··· DATA RECORDS

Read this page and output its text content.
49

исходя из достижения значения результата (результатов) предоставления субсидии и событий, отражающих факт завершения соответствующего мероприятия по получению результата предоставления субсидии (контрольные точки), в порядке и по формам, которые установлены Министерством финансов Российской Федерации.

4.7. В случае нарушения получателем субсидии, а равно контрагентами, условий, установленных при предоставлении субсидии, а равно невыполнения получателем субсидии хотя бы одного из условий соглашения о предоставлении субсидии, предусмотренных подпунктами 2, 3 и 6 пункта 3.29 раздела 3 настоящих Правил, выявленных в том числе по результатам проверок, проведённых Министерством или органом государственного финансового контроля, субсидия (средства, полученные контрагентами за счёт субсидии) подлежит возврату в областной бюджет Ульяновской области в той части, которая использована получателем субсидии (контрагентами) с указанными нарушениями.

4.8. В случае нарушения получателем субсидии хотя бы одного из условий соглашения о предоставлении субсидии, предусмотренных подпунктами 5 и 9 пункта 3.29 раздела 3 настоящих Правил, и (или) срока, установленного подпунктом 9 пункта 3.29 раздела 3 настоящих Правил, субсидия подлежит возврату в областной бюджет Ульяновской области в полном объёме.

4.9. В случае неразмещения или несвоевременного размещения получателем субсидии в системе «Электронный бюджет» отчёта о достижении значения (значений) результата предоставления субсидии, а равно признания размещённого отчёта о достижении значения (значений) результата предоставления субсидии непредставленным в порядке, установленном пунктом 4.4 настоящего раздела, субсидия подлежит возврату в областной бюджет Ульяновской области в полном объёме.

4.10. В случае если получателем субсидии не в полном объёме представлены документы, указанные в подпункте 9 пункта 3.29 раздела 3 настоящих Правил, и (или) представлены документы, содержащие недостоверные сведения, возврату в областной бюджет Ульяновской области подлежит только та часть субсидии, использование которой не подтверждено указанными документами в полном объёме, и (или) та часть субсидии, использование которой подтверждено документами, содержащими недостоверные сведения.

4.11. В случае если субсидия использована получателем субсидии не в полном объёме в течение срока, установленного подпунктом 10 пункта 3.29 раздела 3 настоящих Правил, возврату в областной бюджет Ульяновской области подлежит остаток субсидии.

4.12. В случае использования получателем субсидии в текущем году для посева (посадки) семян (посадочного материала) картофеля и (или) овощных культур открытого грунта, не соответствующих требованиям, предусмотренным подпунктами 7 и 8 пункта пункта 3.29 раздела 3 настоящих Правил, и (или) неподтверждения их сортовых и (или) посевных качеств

······
··· DATA RECORDS

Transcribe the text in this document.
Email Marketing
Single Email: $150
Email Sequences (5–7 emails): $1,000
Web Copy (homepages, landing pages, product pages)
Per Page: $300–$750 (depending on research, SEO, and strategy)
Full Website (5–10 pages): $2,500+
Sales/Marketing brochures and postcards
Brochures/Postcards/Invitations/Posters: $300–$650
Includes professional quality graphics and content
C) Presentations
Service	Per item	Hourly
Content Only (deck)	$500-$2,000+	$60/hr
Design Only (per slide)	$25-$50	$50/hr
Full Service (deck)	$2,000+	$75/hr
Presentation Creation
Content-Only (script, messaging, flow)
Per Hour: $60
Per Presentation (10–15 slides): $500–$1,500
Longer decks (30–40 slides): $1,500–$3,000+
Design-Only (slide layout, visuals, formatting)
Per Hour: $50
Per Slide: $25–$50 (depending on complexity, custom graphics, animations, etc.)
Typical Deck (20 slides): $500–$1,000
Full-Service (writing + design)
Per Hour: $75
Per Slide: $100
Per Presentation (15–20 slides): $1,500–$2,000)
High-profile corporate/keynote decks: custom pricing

······
··· DATA RECORDS

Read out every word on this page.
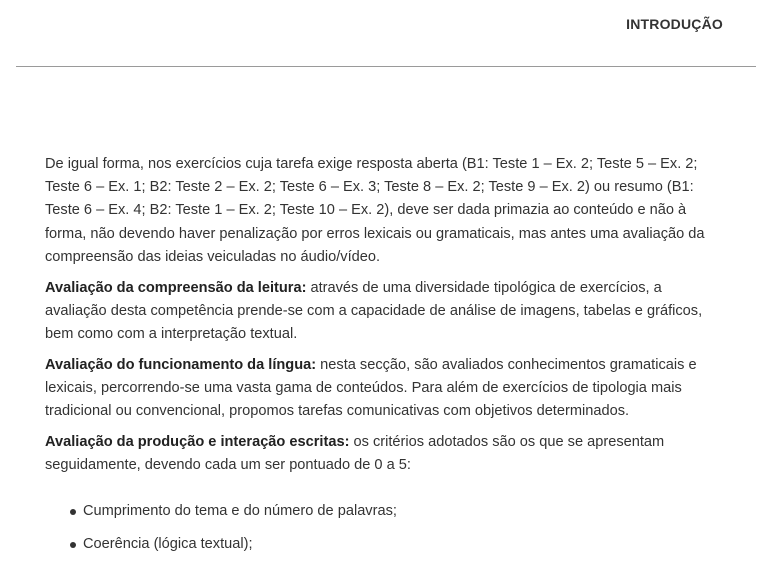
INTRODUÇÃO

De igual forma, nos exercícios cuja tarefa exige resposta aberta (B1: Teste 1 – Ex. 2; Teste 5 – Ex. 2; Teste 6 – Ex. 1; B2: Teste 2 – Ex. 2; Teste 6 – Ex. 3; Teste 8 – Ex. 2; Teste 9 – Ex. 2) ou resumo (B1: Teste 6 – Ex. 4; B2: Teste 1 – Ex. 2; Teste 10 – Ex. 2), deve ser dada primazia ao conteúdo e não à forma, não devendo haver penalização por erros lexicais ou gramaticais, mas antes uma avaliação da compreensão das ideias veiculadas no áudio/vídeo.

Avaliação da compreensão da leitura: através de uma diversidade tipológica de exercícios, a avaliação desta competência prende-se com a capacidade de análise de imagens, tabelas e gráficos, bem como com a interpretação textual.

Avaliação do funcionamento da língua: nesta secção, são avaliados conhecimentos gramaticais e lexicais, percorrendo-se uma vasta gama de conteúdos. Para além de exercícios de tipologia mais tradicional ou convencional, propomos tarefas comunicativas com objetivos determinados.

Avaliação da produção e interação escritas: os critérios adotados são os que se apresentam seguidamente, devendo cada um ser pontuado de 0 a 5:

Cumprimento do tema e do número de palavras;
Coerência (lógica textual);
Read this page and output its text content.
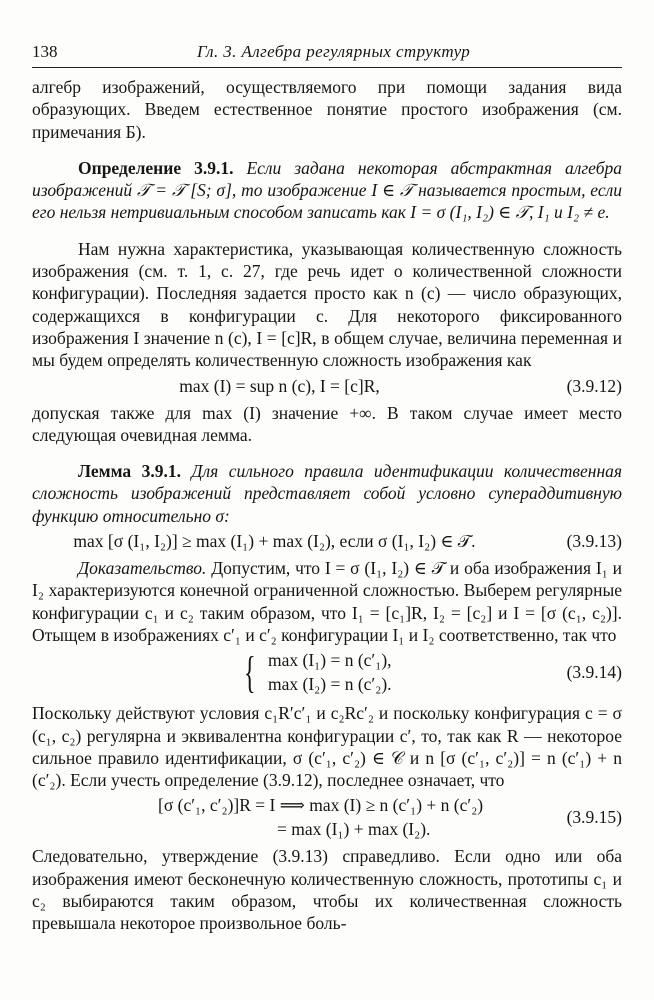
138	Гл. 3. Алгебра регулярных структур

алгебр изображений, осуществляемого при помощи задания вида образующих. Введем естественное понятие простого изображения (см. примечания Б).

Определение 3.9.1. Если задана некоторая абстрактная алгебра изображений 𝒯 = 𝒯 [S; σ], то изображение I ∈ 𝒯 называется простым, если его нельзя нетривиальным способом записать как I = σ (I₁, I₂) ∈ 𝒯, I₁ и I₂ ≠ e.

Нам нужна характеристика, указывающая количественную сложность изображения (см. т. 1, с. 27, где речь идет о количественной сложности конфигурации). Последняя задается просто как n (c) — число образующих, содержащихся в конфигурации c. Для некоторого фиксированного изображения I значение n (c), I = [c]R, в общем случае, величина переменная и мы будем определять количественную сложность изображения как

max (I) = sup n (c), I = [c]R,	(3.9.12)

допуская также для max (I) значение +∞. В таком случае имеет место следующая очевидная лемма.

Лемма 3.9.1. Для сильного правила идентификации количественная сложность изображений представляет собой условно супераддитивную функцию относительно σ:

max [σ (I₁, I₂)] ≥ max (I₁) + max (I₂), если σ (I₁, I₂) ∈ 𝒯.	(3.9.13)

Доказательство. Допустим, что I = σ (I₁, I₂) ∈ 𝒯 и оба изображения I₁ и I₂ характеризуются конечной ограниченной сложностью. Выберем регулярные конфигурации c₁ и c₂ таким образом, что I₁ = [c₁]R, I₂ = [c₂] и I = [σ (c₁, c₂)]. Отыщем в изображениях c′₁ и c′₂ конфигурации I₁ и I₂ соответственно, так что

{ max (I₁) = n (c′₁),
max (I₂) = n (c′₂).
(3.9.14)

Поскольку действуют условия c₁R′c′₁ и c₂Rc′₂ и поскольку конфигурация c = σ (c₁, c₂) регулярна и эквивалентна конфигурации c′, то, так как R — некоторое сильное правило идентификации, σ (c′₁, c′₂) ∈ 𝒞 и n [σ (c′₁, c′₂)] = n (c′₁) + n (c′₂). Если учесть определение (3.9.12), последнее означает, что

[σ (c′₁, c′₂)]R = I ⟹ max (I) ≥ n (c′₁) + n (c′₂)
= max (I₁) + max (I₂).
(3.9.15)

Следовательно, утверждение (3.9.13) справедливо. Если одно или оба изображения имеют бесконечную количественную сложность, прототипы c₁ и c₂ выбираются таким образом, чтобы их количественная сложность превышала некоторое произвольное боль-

······

WRITTEN EXERCISE:
Say the number of lines in the records above that include the string "хотя", and no more.

SOLUTION BELOW:
2